DIRECTION: For each line below that includes the word "JSON", make a copy.

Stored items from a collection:
+---+

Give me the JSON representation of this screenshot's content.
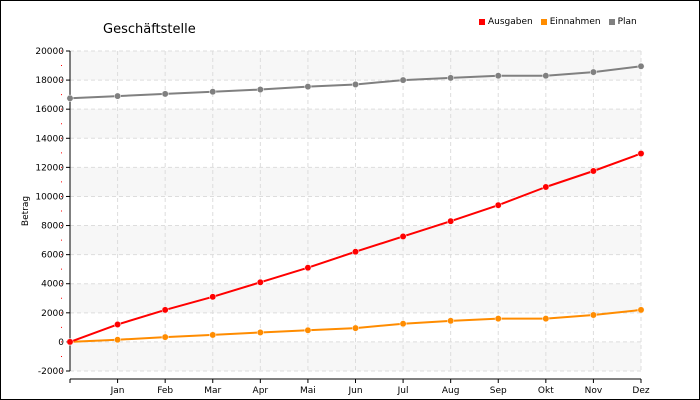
{
  "chart_data": {
    "type": "line",
    "title": "Geschäftstelle",
    "xlabel": "",
    "ylabel": "Betrag",
    "ylim": [
      -2000,
      20000
    ],
    "yticks": [
      -2000,
      0,
      2000,
      4000,
      6000,
      8000,
      10000,
      12000,
      14000,
      16000,
      18000,
      20000
    ],
    "categories": [
      "",
      "Jan",
      "Feb",
      "Mar",
      "Apr",
      "Mai",
      "Jun",
      "Jul",
      "Aug",
      "Sep",
      "Okt",
      "Nov",
      "Dez"
    ],
    "legend_position": "top-right",
    "grid": true,
    "series": [
      {
        "name": "Ausgaben",
        "color": "#ff0000",
        "values": [
          0,
          1200,
          2200,
          3100,
          4100,
          5100,
          6200,
          7250,
          8300,
          9400,
          10650,
          11750,
          12950
        ]
      },
      {
        "name": "Einnahmen",
        "color": "#ff8c00",
        "values": [
          0,
          150,
          330,
          480,
          650,
          800,
          950,
          1250,
          1450,
          1600,
          1600,
          1850,
          2200
        ]
      },
      {
        "name": "Plan",
        "color": "#808080",
        "values": [
          16750,
          16900,
          17050,
          17200,
          17350,
          17550,
          17700,
          18000,
          18150,
          18300,
          18300,
          18550,
          18950
        ]
      }
    ]
  }
}
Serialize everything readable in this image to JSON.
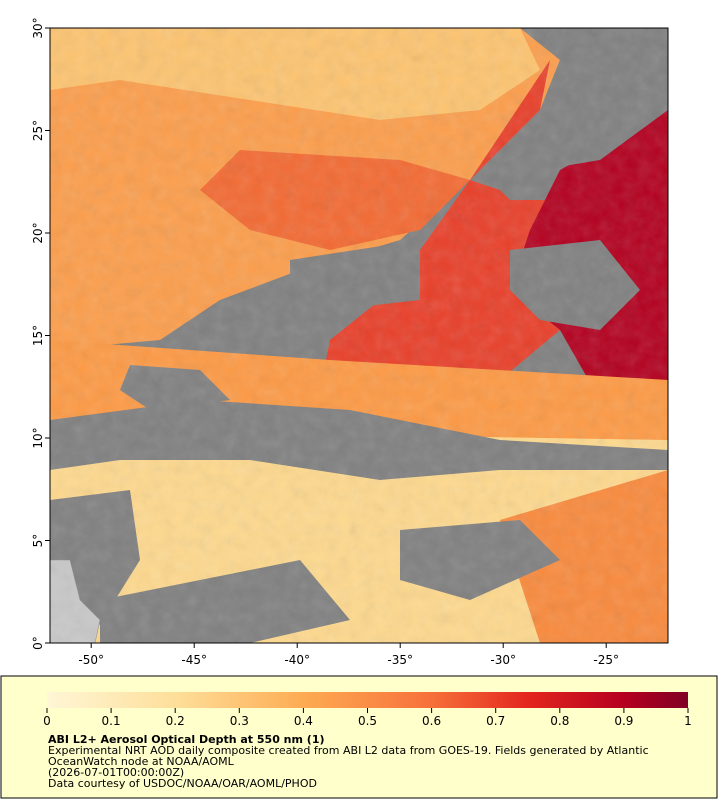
{
  "map": {
    "xlim": [
      -52,
      -22
    ],
    "ylim": [
      0,
      30
    ],
    "xticks": [
      {
        "value": -50,
        "label": "-50°"
      },
      {
        "value": -45,
        "label": "-45°"
      },
      {
        "value": -40,
        "label": "-40°"
      },
      {
        "value": -35,
        "label": "-35°"
      },
      {
        "value": -30,
        "label": "-30°"
      },
      {
        "value": -25,
        "label": "-25°"
      }
    ],
    "yticks": [
      {
        "value": 0,
        "label": "0°"
      },
      {
        "value": 5,
        "label": "5°"
      },
      {
        "value": 10,
        "label": "10°"
      },
      {
        "value": 15,
        "label": "15°"
      },
      {
        "value": 20,
        "label": "20°"
      },
      {
        "value": 25,
        "label": "25°"
      },
      {
        "value": 30,
        "label": "30°"
      }
    ]
  },
  "colorbar": {
    "lim": [
      0,
      1
    ],
    "ticks": [
      0,
      0.1,
      0.2,
      0.3,
      0.4,
      0.5,
      0.6,
      0.7,
      0.8,
      0.9,
      1
    ]
  },
  "caption": {
    "title": "ABI L2+ Aerosol Optical Depth at 550 nm (1)",
    "lines": [
      "Experimental NRT AOD daily composite created from ABI L2 data from GOES-19. Fields generated by Atlantic",
      "OceanWatch node at NOAA/AOML",
      "(2026-07-01T00:00:00Z)",
      "Data courtesy of USDOC/NOAA/OAR/AOML/PHOD"
    ]
  }
}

+---+

THE RESULT:
Give me the JSON representation of this screenshot's content.
Serialize everything readable in this image to JSON.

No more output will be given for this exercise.